● **The request**
Repeat all entries exactly.

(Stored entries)
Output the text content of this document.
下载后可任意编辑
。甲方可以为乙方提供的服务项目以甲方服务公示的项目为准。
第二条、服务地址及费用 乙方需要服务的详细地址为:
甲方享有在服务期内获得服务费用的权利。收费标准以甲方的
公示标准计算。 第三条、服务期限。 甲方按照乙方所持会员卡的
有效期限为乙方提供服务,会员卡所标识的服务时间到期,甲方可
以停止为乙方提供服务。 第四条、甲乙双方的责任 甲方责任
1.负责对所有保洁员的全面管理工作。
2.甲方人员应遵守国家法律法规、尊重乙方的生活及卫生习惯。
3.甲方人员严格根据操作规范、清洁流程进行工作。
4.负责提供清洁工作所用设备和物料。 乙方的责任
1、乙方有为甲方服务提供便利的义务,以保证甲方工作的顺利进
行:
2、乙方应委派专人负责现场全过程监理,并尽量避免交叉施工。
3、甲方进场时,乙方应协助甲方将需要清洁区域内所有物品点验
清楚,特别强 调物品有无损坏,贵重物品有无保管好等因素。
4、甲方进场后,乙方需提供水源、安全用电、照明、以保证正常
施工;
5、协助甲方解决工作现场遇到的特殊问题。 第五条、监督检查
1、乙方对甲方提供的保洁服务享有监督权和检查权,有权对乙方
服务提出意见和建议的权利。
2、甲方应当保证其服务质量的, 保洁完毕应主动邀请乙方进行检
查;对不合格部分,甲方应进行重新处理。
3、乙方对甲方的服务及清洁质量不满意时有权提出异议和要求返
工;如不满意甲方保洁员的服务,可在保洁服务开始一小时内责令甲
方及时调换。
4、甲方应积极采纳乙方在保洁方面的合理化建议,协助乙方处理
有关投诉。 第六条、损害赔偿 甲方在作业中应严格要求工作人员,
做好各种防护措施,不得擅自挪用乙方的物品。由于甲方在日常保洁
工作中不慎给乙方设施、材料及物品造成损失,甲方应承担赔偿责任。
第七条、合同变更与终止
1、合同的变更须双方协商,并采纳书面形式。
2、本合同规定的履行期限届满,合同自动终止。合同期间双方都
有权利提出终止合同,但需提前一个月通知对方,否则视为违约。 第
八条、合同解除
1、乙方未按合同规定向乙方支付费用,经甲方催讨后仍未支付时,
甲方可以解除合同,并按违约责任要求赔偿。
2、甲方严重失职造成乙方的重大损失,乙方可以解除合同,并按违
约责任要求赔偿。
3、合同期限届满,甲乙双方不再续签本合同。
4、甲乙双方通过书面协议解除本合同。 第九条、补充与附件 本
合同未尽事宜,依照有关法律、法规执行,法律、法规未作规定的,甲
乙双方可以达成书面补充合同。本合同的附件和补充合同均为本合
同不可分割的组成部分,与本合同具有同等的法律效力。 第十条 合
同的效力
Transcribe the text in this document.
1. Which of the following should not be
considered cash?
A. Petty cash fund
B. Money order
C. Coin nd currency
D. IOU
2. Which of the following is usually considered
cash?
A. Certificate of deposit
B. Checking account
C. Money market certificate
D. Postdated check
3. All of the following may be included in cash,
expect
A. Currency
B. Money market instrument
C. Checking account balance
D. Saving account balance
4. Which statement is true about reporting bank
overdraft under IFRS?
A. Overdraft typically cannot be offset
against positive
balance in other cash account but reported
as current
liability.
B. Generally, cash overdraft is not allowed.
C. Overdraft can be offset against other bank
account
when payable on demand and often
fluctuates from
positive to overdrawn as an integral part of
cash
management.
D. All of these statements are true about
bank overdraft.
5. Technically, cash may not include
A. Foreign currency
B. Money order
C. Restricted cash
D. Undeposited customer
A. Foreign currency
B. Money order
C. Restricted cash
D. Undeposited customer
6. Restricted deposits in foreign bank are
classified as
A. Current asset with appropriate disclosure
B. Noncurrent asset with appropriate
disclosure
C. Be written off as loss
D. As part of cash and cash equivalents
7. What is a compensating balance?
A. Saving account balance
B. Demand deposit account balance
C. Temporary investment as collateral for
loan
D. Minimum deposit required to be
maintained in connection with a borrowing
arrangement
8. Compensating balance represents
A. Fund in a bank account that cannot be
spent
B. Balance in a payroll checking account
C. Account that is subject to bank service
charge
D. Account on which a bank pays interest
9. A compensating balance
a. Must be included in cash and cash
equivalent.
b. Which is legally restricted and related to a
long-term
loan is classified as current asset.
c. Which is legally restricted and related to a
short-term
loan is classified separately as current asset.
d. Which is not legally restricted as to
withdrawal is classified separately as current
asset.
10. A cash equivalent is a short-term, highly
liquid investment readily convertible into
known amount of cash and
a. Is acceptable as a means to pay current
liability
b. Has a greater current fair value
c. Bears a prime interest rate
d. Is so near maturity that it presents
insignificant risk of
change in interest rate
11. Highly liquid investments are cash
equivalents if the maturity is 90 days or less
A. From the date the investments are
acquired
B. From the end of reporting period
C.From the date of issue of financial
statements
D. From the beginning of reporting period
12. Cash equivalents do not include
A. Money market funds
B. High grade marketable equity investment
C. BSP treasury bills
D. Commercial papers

● **Answer to this problem**
Output the text content of this document.
下载后可任意编辑
。甲方可以为乙方提供的服务项目以甲方服务公示的项目为准。
第二条、服务地址及费用 乙方需要服务的详细地址为:
甲方享有在服务期内获得服务费用的权利。收费标准以甲方的
公示标准计算。 第三条、服务期限。 甲方按照乙方所持会员卡的
有效期限为乙方提供服务,会员卡所标识的服务时间到期,甲方可
以停止为乙方提供服务。 第四条、甲乙双方的责任 甲方责任
1.负责对所有保洁员的全面管理工作。
2.甲方人员应遵守国家法律法规、尊重乙方的生活及卫生习惯。
3.甲方人员严格根据操作规范、清洁流程进行工作。
4.负责提供清洁工作所用设备和物料。 乙方的责任
1、乙方有为甲方服务提供便利的义务,以保证甲方工作的顺利进
行:
2、乙方应委派专人负责现场全过程监理,并尽量避免交叉施工。
3、甲方进场时,乙方应协助甲方将需要清洁区域内所有物品点验
清楚,特别强 调物品有无损坏,贵重物品有无保管好等因素。
4、甲方进场后,乙方需提供水源、安全用电、照明、以保证正常
施工;
5、协助甲方解决工作现场遇到的特殊问题。 第五条、监督检查
1、乙方对甲方提供的保洁服务享有监督权和检查权,有权对乙方
服务提出意见和建议的权利。
2、甲方应当保证其服务质量的, 保洁完毕应主动邀请乙方进行检
查;对不合格部分,甲方应进行重新处理。
3、乙方对甲方的服务及清洁质量不满意时有权提出异议和要求返
工;如不满意甲方保洁员的服务,可在保洁服务开始一小时内责令甲
方及时调换。
4、甲方应积极采纳乙方在保洁方面的合理化建议,协助乙方处理
有关投诉。 第六条、损害赔偿 甲方在作业中应严格要求工作人员,
做好各种防护措施,不得擅自挪用乙方的物品。由于甲方在日常保洁
工作中不慎给乙方设施、材料及物品造成损失,甲方应承担赔偿责任。
第七条、合同变更与终止
1、合同的变更须双方协商,并采纳书面形式。
2、本合同规定的履行期限届满,合同自动终止。合同期间双方都
有权利提出终止合同,但需提前一个月通知对方,否则视为违约。 第
八条、合同解除
1、乙方未按合同规定向乙方支付费用,经甲方催讨后仍未支付时,
甲方可以解除合同,并按违约责任要求赔偿。
2、甲方严重失职造成乙方的重大损失,乙方可以解除合同,并按违
约责任要求赔偿。
3、合同期限届满,甲乙双方不再续签本合同。
4、甲乙双方通过书面协议解除本合同。 第九条、补充与附件 本
合同未尽事宜,依照有关法律、法规执行,法律、法规未作规定的,甲
乙双方可以达成书面补充合同。本合同的附件和补充合同均为本合
同不可分割的组成部分,与本合同具有同等的法律效力。 第十条 合
同的效力
Transcribe the text in this document.
1. Which of the following should not be
considered cash?
A. Petty cash fund
B. Money order
C. Coin nd currency
D. IOU
2. Which of the following is usually considered
cash?
A. Certificate of deposit
B. Checking account
C. Money market certificate
D. Postdated check
3. All of the following may be included in cash,
expect
A. Currency
B. Money market instrument
C. Checking account balance
D. Saving account balance
4. Which statement is true about reporting bank
overdraft under IFRS?
A. Overdraft typically cannot be offset
against positive
balance in other cash account but reported
as current
liability.
B. Generally, cash overdraft is not allowed.
C. Overdraft can be offset against other bank
account
when payable on demand and often
fluctuates from
positive to overdrawn as an integral part of
cash
management.
D. All of these statements are true about
bank overdraft.
5. Technically, cash may not include
A. Foreign currency
B. Money order
C. Restricted cash
D. Undeposited customer
A. Foreign currency
B. Money order
C. Restricted cash
D. Undeposited customer
6. Restricted deposits in foreign bank are
classified as
A. Current asset with appropriate disclosure
B. Noncurrent asset with appropriate
disclosure
C. Be written off as loss
D. As part of cash and cash equivalents
7. What is a compensating balance?
A. Saving account balance
B. Demand deposit account balance
C. Temporary investment as collateral for
loan
D. Minimum deposit required to be
maintained in connection with a borrowing
arrangement
8. Compensating balance represents
A. Fund in a bank account that cannot be
spent
B. Balance in a payroll checking account
C. Account that is subject to bank service
charge
D. Account on which a bank pays interest
9. A compensating balance
a. Must be included in cash and cash
equivalent.
b. Which is legally restricted and related to a
long-term
loan is classified as current asset.
c. Which is legally restricted and related to a
short-term
loan is classified separately as current asset.
d. Which is not legally restricted as to
withdrawal is classified separately as current
asset.
10. A cash equivalent is a short-term, highly
liquid investment readily convertible into
known amount of cash and
a. Is acceptable as a means to pay current
liability
b. Has a greater current fair value
c. Bears a prime interest rate
d. Is so near maturity that it presents
insignificant risk of
change in interest rate
11. Highly liquid investments are cash
equivalents if the maturity is 90 days or less
A. From the date the investments are
acquired
B. From the end of reporting period
C.From the date of issue of financial
statements
D. From the beginning of reporting period
12. Cash equivalents do not include
A. Money market funds
B. High grade marketable equity investment
C. BSP treasury bills
D. Commercial papers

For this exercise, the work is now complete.